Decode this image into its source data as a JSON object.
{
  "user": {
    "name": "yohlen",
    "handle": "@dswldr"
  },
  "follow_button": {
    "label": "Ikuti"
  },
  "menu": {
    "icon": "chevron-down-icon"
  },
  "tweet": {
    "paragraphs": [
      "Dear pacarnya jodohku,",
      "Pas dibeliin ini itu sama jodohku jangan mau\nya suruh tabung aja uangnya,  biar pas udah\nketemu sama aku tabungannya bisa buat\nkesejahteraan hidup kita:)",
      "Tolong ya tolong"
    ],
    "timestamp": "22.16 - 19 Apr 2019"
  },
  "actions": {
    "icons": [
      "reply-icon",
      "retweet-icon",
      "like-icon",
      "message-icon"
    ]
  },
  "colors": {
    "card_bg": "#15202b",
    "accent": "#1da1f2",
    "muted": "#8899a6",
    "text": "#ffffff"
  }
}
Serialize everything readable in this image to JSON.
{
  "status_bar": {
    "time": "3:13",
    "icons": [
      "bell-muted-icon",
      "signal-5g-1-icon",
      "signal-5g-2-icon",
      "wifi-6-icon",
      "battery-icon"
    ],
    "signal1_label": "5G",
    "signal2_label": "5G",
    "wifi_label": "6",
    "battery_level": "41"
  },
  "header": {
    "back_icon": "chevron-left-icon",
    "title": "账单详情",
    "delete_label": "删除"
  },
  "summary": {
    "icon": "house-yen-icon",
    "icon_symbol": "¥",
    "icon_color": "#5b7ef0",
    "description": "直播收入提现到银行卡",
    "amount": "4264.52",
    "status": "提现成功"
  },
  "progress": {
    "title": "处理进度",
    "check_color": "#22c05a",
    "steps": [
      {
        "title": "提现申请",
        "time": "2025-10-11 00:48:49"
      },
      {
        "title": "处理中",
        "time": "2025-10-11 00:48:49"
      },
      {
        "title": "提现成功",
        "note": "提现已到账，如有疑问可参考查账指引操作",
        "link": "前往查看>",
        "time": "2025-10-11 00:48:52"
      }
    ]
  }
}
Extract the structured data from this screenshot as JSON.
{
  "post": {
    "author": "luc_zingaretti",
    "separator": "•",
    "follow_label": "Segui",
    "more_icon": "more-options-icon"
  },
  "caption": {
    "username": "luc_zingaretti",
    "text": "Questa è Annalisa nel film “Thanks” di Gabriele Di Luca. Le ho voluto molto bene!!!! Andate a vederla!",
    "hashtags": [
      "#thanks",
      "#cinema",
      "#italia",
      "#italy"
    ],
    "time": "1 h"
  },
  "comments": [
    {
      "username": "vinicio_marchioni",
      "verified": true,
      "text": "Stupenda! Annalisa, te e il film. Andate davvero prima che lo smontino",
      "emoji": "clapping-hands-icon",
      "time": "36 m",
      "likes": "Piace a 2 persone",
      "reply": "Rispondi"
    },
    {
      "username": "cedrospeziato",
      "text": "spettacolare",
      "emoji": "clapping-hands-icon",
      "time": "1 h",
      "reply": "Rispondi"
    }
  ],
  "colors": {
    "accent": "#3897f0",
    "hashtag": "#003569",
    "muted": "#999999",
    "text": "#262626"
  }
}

::::::

**Given instruction**
Pull out every line containing "Andate".

**Answer to the task**
    "text": "Questa è Annalisa nel film “Thanks” di Gabriele Di Luca. Le ho voluto molto bene!!!! Andate a vederla!",
      "text": "Stupenda! Annalisa, te e il film. Andate davvero prima che lo smontino",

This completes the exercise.